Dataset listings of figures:
========================

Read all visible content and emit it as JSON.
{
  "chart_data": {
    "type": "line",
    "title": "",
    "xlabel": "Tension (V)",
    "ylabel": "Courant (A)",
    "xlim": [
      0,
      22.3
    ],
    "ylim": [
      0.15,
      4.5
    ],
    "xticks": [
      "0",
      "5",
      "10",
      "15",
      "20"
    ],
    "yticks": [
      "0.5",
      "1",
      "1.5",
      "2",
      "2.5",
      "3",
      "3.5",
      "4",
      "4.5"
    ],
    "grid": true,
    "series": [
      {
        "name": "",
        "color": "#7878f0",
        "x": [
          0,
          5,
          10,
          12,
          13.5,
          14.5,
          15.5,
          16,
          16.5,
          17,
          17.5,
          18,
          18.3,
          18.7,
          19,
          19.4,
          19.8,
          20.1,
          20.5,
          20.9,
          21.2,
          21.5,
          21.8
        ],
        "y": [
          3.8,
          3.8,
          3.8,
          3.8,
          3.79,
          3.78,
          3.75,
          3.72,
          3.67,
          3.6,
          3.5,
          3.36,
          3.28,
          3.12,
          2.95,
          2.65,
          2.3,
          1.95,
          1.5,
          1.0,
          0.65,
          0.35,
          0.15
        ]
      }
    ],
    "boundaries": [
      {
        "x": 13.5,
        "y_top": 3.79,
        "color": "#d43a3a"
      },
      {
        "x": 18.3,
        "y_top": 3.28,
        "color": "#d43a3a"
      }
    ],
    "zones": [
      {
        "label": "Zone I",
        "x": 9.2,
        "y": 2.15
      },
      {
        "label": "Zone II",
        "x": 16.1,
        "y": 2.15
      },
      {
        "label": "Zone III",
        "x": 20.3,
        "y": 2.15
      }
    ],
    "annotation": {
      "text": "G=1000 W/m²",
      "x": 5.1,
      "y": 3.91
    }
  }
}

========================

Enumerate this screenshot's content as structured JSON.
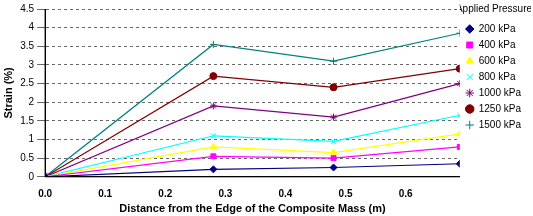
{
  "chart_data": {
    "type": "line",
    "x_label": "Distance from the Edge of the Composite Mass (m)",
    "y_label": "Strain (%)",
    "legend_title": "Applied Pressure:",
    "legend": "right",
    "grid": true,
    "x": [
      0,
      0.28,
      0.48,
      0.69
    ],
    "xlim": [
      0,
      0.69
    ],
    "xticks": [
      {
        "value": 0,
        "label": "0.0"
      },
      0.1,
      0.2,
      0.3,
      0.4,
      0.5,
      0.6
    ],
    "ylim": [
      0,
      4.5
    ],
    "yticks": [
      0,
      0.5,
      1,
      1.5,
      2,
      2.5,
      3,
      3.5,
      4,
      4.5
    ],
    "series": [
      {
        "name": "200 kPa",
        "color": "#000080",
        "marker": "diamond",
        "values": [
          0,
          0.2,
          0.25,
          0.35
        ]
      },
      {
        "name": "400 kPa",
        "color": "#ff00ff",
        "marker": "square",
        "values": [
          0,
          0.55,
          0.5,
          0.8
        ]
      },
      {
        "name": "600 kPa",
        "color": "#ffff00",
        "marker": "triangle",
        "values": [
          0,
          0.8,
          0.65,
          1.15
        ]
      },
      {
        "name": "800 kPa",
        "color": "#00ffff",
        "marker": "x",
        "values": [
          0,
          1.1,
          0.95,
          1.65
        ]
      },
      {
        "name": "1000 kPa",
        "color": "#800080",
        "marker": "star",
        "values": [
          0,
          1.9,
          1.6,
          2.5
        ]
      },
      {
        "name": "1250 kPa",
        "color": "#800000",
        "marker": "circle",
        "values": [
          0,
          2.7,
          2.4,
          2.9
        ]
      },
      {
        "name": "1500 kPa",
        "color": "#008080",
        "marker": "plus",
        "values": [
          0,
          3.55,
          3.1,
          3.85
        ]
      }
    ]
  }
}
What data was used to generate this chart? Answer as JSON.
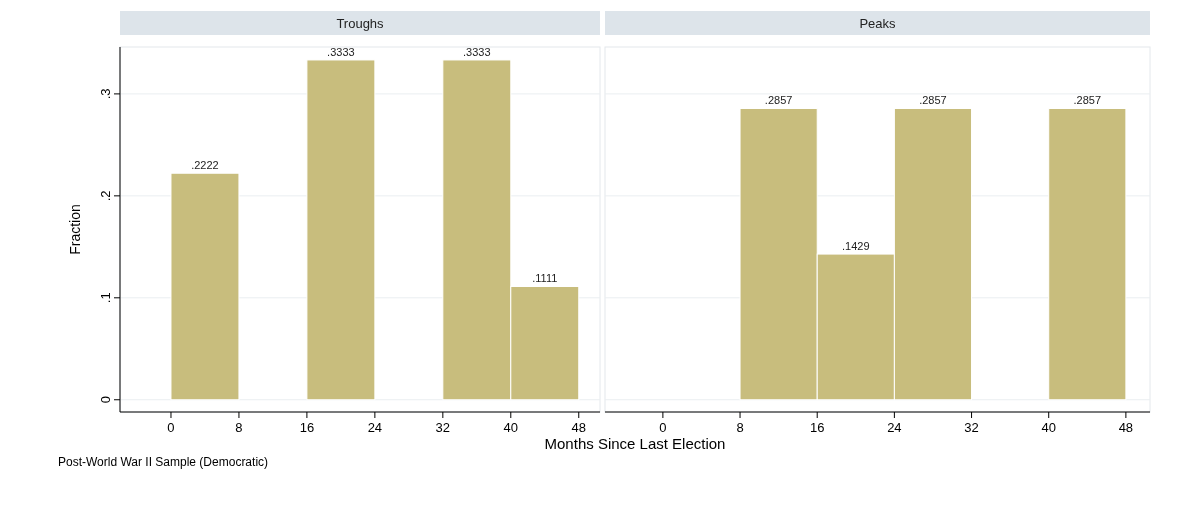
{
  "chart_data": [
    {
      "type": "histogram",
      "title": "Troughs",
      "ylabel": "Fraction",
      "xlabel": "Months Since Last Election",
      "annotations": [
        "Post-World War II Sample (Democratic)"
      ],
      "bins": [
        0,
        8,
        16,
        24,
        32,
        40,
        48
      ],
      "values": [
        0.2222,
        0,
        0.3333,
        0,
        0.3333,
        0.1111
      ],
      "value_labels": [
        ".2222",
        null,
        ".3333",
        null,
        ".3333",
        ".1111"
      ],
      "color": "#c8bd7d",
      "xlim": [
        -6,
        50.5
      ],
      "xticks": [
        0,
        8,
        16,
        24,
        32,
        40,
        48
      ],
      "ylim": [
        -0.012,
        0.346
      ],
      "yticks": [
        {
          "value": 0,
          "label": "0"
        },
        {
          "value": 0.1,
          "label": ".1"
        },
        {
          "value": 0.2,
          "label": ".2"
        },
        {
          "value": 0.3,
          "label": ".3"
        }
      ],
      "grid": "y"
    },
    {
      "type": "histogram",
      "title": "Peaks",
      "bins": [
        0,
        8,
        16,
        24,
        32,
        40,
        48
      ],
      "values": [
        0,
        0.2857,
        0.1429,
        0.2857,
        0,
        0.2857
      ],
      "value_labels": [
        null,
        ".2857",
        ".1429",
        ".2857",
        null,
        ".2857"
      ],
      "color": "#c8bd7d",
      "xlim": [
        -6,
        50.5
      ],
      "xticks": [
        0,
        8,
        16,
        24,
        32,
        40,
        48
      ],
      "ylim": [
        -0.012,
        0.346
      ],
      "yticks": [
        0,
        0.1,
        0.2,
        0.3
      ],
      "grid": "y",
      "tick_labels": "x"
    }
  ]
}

========================

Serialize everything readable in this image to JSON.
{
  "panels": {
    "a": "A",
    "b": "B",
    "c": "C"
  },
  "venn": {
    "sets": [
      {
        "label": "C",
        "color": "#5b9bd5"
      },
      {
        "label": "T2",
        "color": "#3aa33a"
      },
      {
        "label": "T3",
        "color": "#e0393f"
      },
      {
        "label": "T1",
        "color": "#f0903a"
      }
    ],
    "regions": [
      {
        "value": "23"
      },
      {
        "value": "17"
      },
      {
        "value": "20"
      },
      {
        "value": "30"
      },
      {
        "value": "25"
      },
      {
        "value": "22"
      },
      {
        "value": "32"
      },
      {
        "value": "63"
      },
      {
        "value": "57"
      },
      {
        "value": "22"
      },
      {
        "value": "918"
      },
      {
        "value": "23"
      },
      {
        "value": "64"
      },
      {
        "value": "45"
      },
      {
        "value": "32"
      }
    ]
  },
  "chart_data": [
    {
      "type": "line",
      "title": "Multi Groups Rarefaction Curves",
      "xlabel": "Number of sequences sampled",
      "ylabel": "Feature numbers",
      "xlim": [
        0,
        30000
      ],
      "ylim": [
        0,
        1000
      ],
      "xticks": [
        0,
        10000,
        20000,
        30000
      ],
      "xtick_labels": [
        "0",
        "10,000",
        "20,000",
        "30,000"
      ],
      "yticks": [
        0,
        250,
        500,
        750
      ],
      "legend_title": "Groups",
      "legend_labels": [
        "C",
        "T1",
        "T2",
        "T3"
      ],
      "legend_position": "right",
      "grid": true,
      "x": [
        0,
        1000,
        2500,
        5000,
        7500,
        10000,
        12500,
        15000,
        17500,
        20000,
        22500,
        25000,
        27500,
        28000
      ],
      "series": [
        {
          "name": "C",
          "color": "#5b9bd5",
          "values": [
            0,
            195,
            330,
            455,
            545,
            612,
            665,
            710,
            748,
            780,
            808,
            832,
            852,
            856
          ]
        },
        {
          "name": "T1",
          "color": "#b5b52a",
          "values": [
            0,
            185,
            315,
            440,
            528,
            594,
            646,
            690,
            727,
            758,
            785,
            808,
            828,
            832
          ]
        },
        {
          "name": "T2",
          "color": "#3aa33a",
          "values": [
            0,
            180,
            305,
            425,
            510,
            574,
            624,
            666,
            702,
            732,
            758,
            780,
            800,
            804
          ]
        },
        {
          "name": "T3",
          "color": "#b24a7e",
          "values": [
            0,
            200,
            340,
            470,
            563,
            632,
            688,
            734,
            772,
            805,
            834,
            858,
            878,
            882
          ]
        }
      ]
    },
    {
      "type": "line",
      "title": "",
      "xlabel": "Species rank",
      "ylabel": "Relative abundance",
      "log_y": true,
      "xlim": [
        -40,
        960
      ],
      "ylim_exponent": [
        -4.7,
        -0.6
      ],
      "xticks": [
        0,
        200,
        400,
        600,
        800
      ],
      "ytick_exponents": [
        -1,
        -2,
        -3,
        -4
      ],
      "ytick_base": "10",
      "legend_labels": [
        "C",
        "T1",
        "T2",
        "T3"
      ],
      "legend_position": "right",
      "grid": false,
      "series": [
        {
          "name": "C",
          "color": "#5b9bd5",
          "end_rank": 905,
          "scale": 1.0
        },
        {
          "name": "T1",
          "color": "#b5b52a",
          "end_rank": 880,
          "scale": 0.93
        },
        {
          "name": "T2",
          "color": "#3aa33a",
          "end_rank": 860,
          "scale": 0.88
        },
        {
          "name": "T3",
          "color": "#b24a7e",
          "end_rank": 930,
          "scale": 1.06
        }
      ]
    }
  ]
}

========================

### Exercise instructions
Which lines hold the string "grid"? List them all.

### Exercise output
    "grid": true,
    "grid": true,
      "grid": "y"
      "grid": "y",
      "grid": true,
      "grid": false,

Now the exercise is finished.